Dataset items
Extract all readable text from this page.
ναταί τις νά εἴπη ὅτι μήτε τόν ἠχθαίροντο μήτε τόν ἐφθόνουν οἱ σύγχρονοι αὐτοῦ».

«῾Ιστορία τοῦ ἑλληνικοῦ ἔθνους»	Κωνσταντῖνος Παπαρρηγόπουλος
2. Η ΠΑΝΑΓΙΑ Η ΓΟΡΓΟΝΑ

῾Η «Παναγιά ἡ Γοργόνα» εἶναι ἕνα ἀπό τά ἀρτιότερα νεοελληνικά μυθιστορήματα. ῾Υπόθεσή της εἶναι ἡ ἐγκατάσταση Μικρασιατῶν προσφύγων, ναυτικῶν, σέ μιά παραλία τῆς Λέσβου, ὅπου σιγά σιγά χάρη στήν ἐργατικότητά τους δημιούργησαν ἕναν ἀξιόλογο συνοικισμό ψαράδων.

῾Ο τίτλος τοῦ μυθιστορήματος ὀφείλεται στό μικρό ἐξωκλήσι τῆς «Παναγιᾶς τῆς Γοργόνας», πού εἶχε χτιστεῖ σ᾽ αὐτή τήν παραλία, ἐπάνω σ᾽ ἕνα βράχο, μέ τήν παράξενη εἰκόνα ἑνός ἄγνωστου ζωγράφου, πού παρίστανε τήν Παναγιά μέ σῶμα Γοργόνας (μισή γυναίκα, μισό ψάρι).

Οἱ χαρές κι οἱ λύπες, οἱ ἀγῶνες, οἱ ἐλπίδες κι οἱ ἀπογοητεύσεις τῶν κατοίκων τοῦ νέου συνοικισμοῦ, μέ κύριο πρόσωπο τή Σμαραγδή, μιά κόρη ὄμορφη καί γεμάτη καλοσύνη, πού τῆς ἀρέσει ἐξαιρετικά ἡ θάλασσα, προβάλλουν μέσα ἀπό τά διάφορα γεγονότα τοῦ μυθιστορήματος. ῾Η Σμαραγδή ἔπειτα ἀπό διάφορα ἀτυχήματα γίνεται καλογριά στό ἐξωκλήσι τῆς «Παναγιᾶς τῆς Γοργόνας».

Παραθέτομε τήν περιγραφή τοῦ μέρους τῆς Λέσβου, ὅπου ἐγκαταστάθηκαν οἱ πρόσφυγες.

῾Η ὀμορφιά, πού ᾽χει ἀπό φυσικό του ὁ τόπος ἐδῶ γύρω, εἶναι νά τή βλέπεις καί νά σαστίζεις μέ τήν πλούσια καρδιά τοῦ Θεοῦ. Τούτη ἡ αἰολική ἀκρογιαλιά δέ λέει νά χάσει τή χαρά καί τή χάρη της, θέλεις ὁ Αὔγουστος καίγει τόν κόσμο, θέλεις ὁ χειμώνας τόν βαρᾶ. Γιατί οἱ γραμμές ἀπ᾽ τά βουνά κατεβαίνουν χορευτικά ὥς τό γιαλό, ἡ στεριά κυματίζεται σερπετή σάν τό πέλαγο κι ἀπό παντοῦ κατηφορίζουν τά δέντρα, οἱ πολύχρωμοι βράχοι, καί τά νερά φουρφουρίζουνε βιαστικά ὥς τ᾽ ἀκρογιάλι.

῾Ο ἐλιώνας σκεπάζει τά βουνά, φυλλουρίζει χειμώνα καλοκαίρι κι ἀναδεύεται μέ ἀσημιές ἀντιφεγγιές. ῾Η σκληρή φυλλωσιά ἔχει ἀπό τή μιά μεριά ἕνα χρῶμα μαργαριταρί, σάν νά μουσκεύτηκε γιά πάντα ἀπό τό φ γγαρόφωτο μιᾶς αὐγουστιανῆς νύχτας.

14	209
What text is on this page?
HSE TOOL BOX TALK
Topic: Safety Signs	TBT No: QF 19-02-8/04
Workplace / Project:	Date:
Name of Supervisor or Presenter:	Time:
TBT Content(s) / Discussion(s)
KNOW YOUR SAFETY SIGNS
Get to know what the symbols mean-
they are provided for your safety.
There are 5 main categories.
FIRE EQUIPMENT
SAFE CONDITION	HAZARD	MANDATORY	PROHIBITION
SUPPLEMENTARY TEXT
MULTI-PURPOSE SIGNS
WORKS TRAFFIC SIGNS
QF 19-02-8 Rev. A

§ Exercise directions
Set all of the entries down again, exactly as they were given.

§ Finished answer
Extract all readable text from this page.
ναταί τις νά εἴπη ὅτι μήτε τόν ἠχθαίροντο μήτε τόν ἐφθόνουν οἱ σύγχρονοι αὐτοῦ».

«῾Ιστορία τοῦ ἑλληνικοῦ ἔθνους»	Κωνσταντῖνος Παπαρρηγόπουλος
2. Η ΠΑΝΑΓΙΑ Η ΓΟΡΓΟΝΑ

῾Η «Παναγιά ἡ Γοργόνα» εἶναι ἕνα ἀπό τά ἀρτιότερα νεοελληνικά μυθιστορήματα. ῾Υπόθεσή της εἶναι ἡ ἐγκατάσταση Μικρασιατῶν προσφύγων, ναυτικῶν, σέ μιά παραλία τῆς Λέσβου, ὅπου σιγά σιγά χάρη στήν ἐργατικότητά τους δημιούργησαν ἕναν ἀξιόλογο συνοικισμό ψαράδων.

῾Ο τίτλος τοῦ μυθιστορήματος ὀφείλεται στό μικρό ἐξωκλήσι τῆς «Παναγιᾶς τῆς Γοργόνας», πού εἶχε χτιστεῖ σ᾽ αὐτή τήν παραλία, ἐπάνω σ᾽ ἕνα βράχο, μέ τήν παράξενη εἰκόνα ἑνός ἄγνωστου ζωγράφου, πού παρίστανε τήν Παναγιά μέ σῶμα Γοργόνας (μισή γυναίκα, μισό ψάρι).

Οἱ χαρές κι οἱ λύπες, οἱ ἀγῶνες, οἱ ἐλπίδες κι οἱ ἀπογοητεύσεις τῶν κατοίκων τοῦ νέου συνοικισμοῦ, μέ κύριο πρόσωπο τή Σμαραγδή, μιά κόρη ὄμορφη καί γεμάτη καλοσύνη, πού τῆς ἀρέσει ἐξαιρετικά ἡ θάλασσα, προβάλλουν μέσα ἀπό τά διάφορα γεγονότα τοῦ μυθιστορήματος. ῾Η Σμαραγδή ἔπειτα ἀπό διάφορα ἀτυχήματα γίνεται καλογριά στό ἐξωκλήσι τῆς «Παναγιᾶς τῆς Γοργόνας».

Παραθέτομε τήν περιγραφή τοῦ μέρους τῆς Λέσβου, ὅπου ἐγκαταστάθηκαν οἱ πρόσφυγες.

῾Η ὀμορφιά, πού ᾽χει ἀπό φυσικό του ὁ τόπος ἐδῶ γύρω, εἶναι νά τή βλέπεις καί νά σαστίζεις μέ τήν πλούσια καρδιά τοῦ Θεοῦ. Τούτη ἡ αἰολική ἀκρογιαλιά δέ λέει νά χάσει τή χαρά καί τή χάρη της, θέλεις ὁ Αὔγουστος καίγει τόν κόσμο, θέλεις ὁ χειμώνας τόν βαρᾶ. Γιατί οἱ γραμμές ἀπ᾽ τά βουνά κατεβαίνουν χορευτικά ὥς τό γιαλό, ἡ στεριά κυματίζεται σερπετή σάν τό πέλαγο κι ἀπό παντοῦ κατηφορίζουν τά δέντρα, οἱ πολύχρωμοι βράχοι, καί τά νερά φουρφουρίζουνε βιαστικά ὥς τ᾽ ἀκρογιάλι.

῾Ο ἐλιώνας σκεπάζει τά βουνά, φυλλουρίζει χειμώνα καλοκαίρι κι ἀναδεύεται μέ ἀσημιές ἀντιφεγγιές. ῾Η σκληρή φυλλωσιά ἔχει ἀπό τή μιά μεριά ἕνα χρῶμα μαργαριταρί, σάν νά μουσκεύτηκε γιά πάντα ἀπό τό φ γγαρόφωτο μιᾶς αὐγουστιανῆς νύχτας.

14	209
What text is on this page?
HSE TOOL BOX TALK
Topic: Safety Signs	TBT No: QF 19-02-8/04
Workplace / Project:	Date:
Name of Supervisor or Presenter:	Time:
TBT Content(s) / Discussion(s)
KNOW YOUR SAFETY SIGNS
Get to know what the symbols mean-
they are provided for your safety.
There are 5 main categories.
FIRE EQUIPMENT
SAFE CONDITION	HAZARD	MANDATORY	PROHIBITION
SUPPLEMENTARY TEXT
MULTI-PURPOSE SIGNS
WORKS TRAFFIC SIGNS
QF 19-02-8 Rev. A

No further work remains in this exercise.